▶ _Soal Latihan_:
1. Dalam artikel tentang Lailatul Qadar di bawah, paragraf yang diawali "Ramadhan kini telah memasuki" menyebut beberapa hal yang dilakukan Rasulullah pada momentum sepertiga terakhir Ramadhan. Sebutkan semuanya.
2. Salin bagian artikel tentang Lailatul Qadar di bawah yang terletak antara "Sepuluh hari terakhir" dan "dengan laylatul qadr?", termasuk kedua bagian itu.

▶ _Teks Dokumen_:
╔══

Opini

Jangan Terkecoh Fenomena Lailatul Qadar!

Senin, 19 Juni 2017 | 09:02 WIB

Jangan Terkecoh Fenomena Lailatul Qadar!

ilustrasi: ist

Oleh Nine Adien Maulana
Ramadhan kini telah memasuki sepertiga yang terakhir. Ini adalah momentum peningkatan kualitas dan kuantitas ibadah kepada Allah SWT. Pada momentum ini Rasulullah mengencangkan ‘ikat pinggangnya’. Beliau menghidupkan penghujung malam-malam Ramadhan dan mengajak seluruh keluarganya aktif beribadah. Inilah momentum yang paling tepat untuk kembali kepada tugas pokok dan fungsi manusia diciptakan di muka bumi; dengan melepaskan diri dari daya pikat dan tarik dunia.

Sepuluh hari terakhir Ramadhan adalah media bagi kita untuk merenung dan menata ulang lintasan perjalanan hidup kita yang mungkin telah keluar dari orbit yang semestinya. Orbit kita melingkar sesuai dengan lintasan dari Allah untuk Allah dan akan kembali Allah. Semua berorientasi kepada Allah, sesuai dengan deklarasi innā lillāhi wa innā ilayhi rāji’ūn.  

Rasulullah SAW memerintahkan kita menghidupkan malam-malamnya dengan berbagai aktifitas ibadah (qiyāmul layl). Malam itu adalah malam kemuliaan. Nilainya melebihi seribu bulan. Malam itu adalah malam ketetapan; saat Allah menetapkan segala hal yang sangat fundamental bagi kehidupan umat manusia. Malam itulah yang dikenal dengan laylatul qadr?

╚══

▶ _Entri yang Disediakan_:
╔══

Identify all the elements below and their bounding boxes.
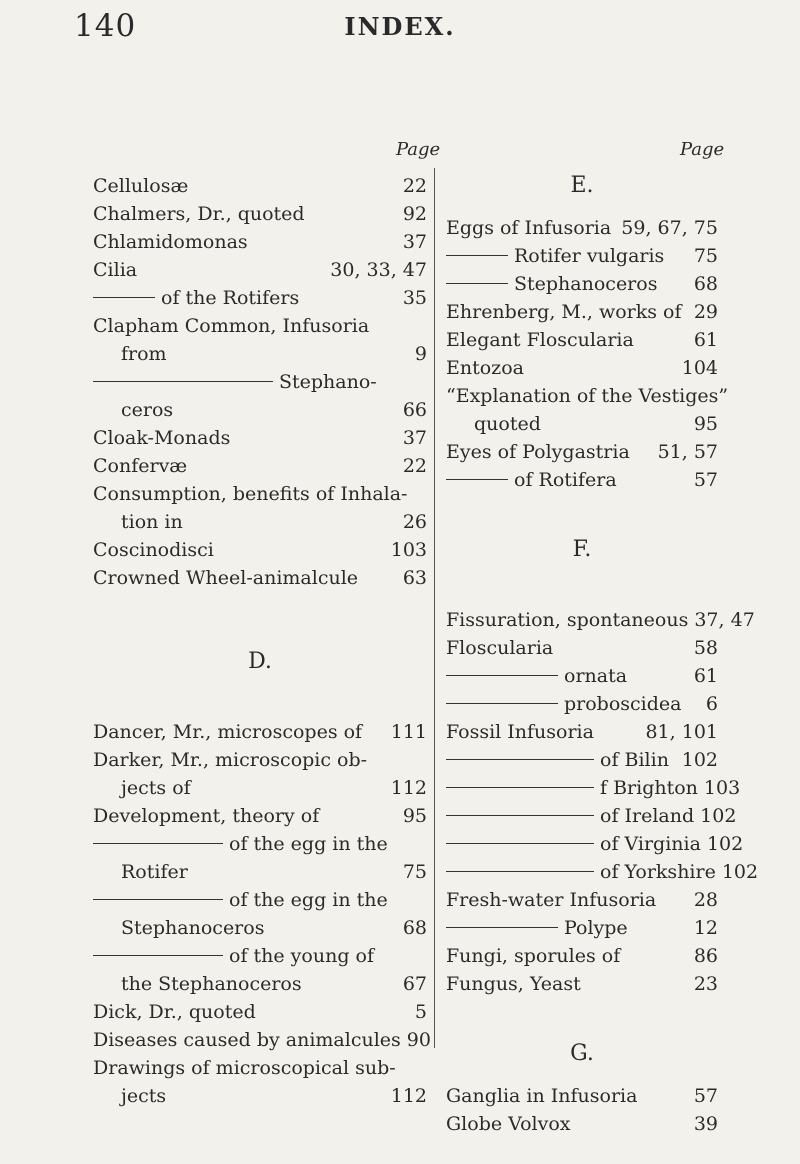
index-subentry: Stephano- — [93, 368, 427, 396]
index-entry: Fresh-water Infusoria 28 — [446, 889, 718, 911]
index-entry: Development, theory of 95 — [93, 805, 427, 827]
index-entry: Drawings of microscopical sub- — [93, 1057, 396, 1079]
index-subentry: Rotifer vulgaris 75 — [446, 242, 718, 270]
index-entry: Fissuration, spontaneous 37, 47 — [446, 609, 755, 631]
section-letter-g: G. — [570, 1041, 594, 1066]
index-column-right — [446, 172, 759, 1138]
index-entry: Globe Volvox 39 — [446, 1113, 718, 1135]
index-subentry: of the Rotifers 35 — [93, 284, 427, 312]
index-entry-continuation: jects 112 — [121, 1085, 427, 1107]
index-column-left — [93, 172, 431, 1110]
index-entry: Dick, Dr., quoted 5 — [93, 1001, 427, 1023]
section-letter-f: F. — [572, 537, 592, 562]
index-entry: Cloak-Monads 37 — [93, 427, 427, 449]
index-entry: Chalmers, Dr., quoted 92 — [93, 203, 427, 225]
index-entry: Chlamidomonas 37 — [93, 231, 427, 253]
index-entry: Eggs of Infusoria 59, 67, 75 — [446, 217, 718, 239]
page-header — [0, 0, 800, 60]
index-entry: Cilia 30, 33, 47 — [93, 259, 427, 281]
index-entry-continuation: the Stephanoceros 67 — [121, 973, 427, 995]
index-subentry: Polype 12 — [446, 914, 718, 942]
index-subentry: of the egg in the — [93, 886, 427, 914]
index-entry-continuation: ceros 66 — [121, 399, 427, 421]
index-entry: Diseases caused by animalcules 90 — [93, 1029, 431, 1051]
page-column-label-left: Page — [396, 139, 441, 160]
index-subentry: of Virginia 102 — [446, 830, 718, 858]
index-entry: Elegant Floscularia 61 — [446, 329, 718, 351]
index-entry-continuation: from 9 — [121, 343, 427, 365]
page-column-label-right: Page — [680, 139, 725, 160]
index-entry: Fossil Infusoria 81, 101 — [446, 721, 718, 743]
index-subentry: ornata 61 — [446, 662, 718, 690]
index-entry: Cellulosæ 22 — [93, 175, 427, 197]
index-entry: Dancer, Mr., microscopes of 111 — [93, 721, 427, 743]
index-subentry: of Rotifera 57 — [446, 466, 718, 494]
index-subentry: of Ireland 102 — [446, 802, 718, 830]
section-letter-d: D. — [248, 649, 272, 674]
index-subentry: of Yorkshire 102 — [446, 858, 718, 886]
index-entry: Ehrenberg, M., works of 29 — [446, 301, 718, 323]
index-entry-continuation: Rotifer 75 — [121, 861, 427, 883]
column-divider — [434, 168, 435, 1048]
index-entry: Coscinodisci 103 — [93, 539, 427, 561]
index-subentry: of Bilin 102 — [446, 746, 718, 774]
index-entry-continuation: jects of 112 — [121, 777, 427, 799]
index-entry: Floscularia 58 — [446, 637, 718, 659]
index-entry: Fungi, sporules of 86 — [446, 945, 718, 967]
index-entry: Confervæ 22 — [93, 455, 427, 477]
section-letter-e: E. — [570, 173, 594, 198]
index-entry-continuation: quoted 95 — [474, 413, 718, 435]
index-entry-continuation: tion in 26 — [121, 511, 427, 533]
index-subentry: Stephanoceros 68 — [446, 270, 718, 298]
index-subentry: of the young of — [93, 942, 427, 970]
index-entry-continuation: Stephanoceros 68 — [121, 917, 427, 939]
index-entry: Entozoa 104 — [446, 357, 718, 379]
index-entry: Fungus, Yeast 23 — [446, 973, 718, 995]
index-subentry: proboscidea 6 — [446, 690, 718, 718]
index-entry: Eyes of Polygastria 51, 57 — [446, 441, 718, 463]
running-head: INDEX. — [344, 12, 456, 41]
index-entry: Clapham Common, Infusoria — [93, 315, 370, 337]
page-number: 140 — [74, 8, 137, 44]
index-entry: Crowned Wheel-animalcule 63 — [93, 567, 427, 589]
index-entry: Ganglia in Infusoria 57 — [446, 1085, 718, 1107]
index-entry: Darker, Mr., microscopic ob- — [93, 749, 368, 771]
index-entry: “Explanation of the Vestiges” — [446, 385, 729, 407]
index-subentry: f Brighton 103 — [446, 774, 718, 802]
index-entry: Consumption, benefits of Inhala- — [93, 483, 408, 505]
index-subentry: of the egg in the — [93, 830, 427, 858]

╚══

▶ _Jawaban Latihan_:
1.
- Mengencangkan 'ikat pinggangnya'
- Menghidupkan penghujung malam-malam Ramadhan
- Mengajak seluruh keluarganya aktif beribadah

2.
Sepuluh hari terakhir Ramadhan adalah media bagi kita untuk merenung dan menata ulang lintasan perjalanan hidup kita yang mungkin telah keluar dari orbit yang semestinya. Orbit kita melingkar sesuai dengan lintasan dari Allah untuk Allah dan akan kembali Allah. Semua berorientasi kepada Allah, sesuai dengan deklarasi innā lillāhi wa innā ilayhi rāji’ūn.  

Rasulullah SAW memerintahkan kita menghidupkan malam-malamnya dengan berbagai aktifitas ibadah (qiyāmul layl). Malam itu adalah malam kemuliaan. Nilainya melebihi seribu bulan. Malam itu adalah malam ketetapan; saat Allah menetapkan segala hal yang sangat fundamental bagi kehidupan umat manusia. Malam itulah yang dikenal dengan laylatul qadr?